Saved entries

⁂

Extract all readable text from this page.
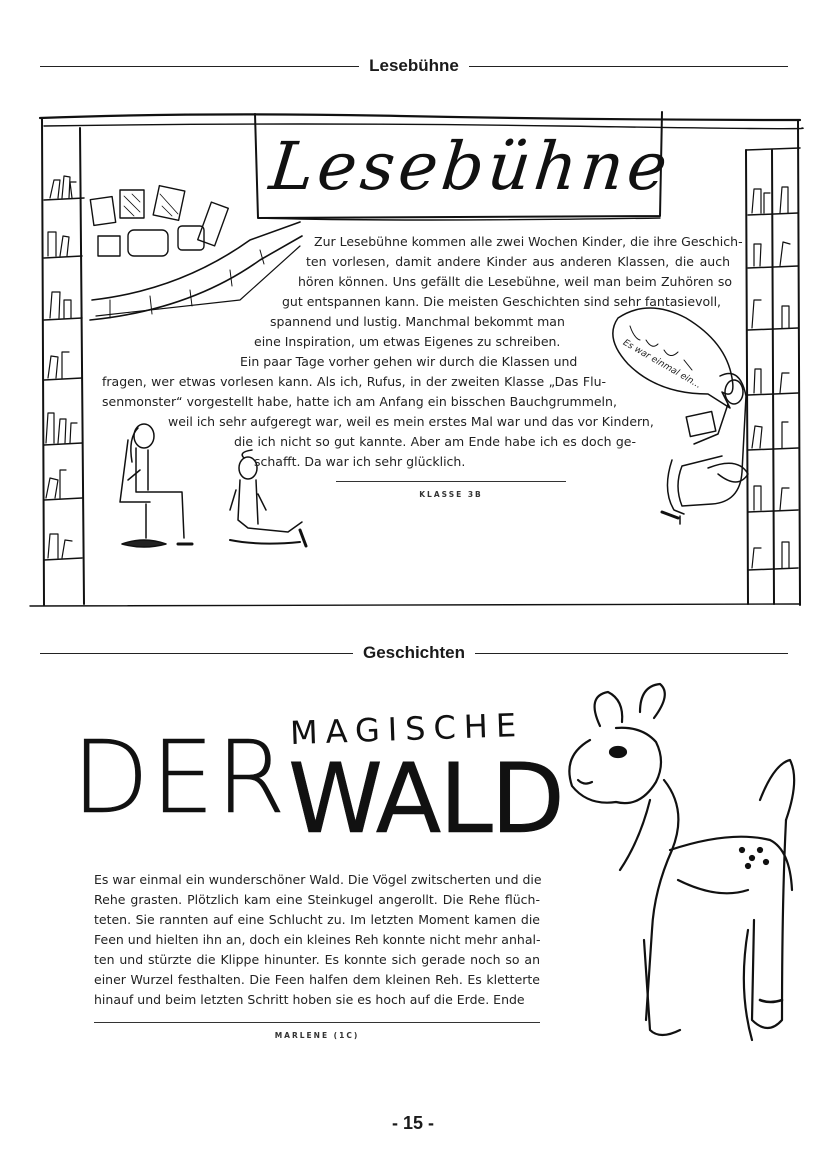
Lesebühne
Lesebühne
Es war einmal ein...
Zur Lesebühne kommen alle zwei Wochen Kinder, die ihre Geschich-
ten vorlesen, damit andere Kinder aus anderen Klassen, die auch
hören können. Uns gefällt die Lesebühne, weil man beim Zuhören so
gut entspannen kann. Die meisten Geschichten sind sehr fantasievoll,
spannend und lustig. Manchmal bekommt man
eine Inspiration, um etwas Eigenes zu schreiben.
Ein paar Tage vorher gehen wir durch die Klassen und
fragen, wer etwas vorlesen kann. Als ich, Rufus, in der zweiten Klasse „Das Flu-
senmonster“ vorgestellt habe, hatte ich am Anfang ein bisschen Bauchgrummeln,
weil ich sehr aufgeregt war, weil es mein erstes Mal war und das vor Kindern,
die ich nicht so gut kannte. Aber am Ende habe ich es doch ge-
schafft. Da war ich sehr glücklich.
KLASSE 3B
Geschichten
DER MAGISCHE
WALD
Es war einmal ein wunderschöner Wald. Die Vögel zwitscherten und die
Rehe grasten. Plötzlich kam eine Steinkugel angerollt. Die Rehe flüch-
teten. Sie rannten auf eine Schlucht zu. Im letzten Moment kamen die
Feen und hielten ihn an, doch ein kleines Reh konnte nicht mehr anhal-
ten und stürzte die Klippe hinunter. Es konnte sich gerade noch so an
einer Wurzel festhalten. Die Feen halfen dem kleinen Reh. Es kletterte
hinauf und beim letzten Schritt hoben sie es hoch auf die Erde. Ende
MARLENE (1C)
- 15 -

⁂

Transcribe all records verbatim and omit each image.

• [Answer space]:
Extract all readable text from this page.
Lesebühne
Lesebühne
Es war einmal ein...
Zur Lesebühne kommen alle zwei Wochen Kinder, die ihre Geschich-
ten vorlesen, damit andere Kinder aus anderen Klassen, die auch
hören können. Uns gefällt die Lesebühne, weil man beim Zuhören so
gut entspannen kann. Die meisten Geschichten sind sehr fantasievoll,
spannend und lustig. Manchmal bekommt man
eine Inspiration, um etwas Eigenes zu schreiben.
Ein paar Tage vorher gehen wir durch die Klassen und
fragen, wer etwas vorlesen kann. Als ich, Rufus, in der zweiten Klasse „Das Flu-
senmonster“ vorgestellt habe, hatte ich am Anfang ein bisschen Bauchgrummeln,
weil ich sehr aufgeregt war, weil es mein erstes Mal war und das vor Kindern,
die ich nicht so gut kannte. Aber am Ende habe ich es doch ge-
schafft. Da war ich sehr glücklich.
KLASSE 3B
Geschichten
DER MAGISCHE
WALD
Es war einmal ein wunderschöner Wald. Die Vögel zwitscherten und die
Rehe grasten. Plötzlich kam eine Steinkugel angerollt. Die Rehe flüch-
teten. Sie rannten auf eine Schlucht zu. Im letzten Moment kamen die
Feen und hielten ihn an, doch ein kleines Reh konnte nicht mehr anhal-
ten und stürzte die Klippe hinunter. Es konnte sich gerade noch so an
einer Wurzel festhalten. Die Feen halfen dem kleinen Reh. Es kletterte
hinauf und beim letzten Schritt hoben sie es hoch auf die Erde. Ende
MARLENE (1C)
- 15 -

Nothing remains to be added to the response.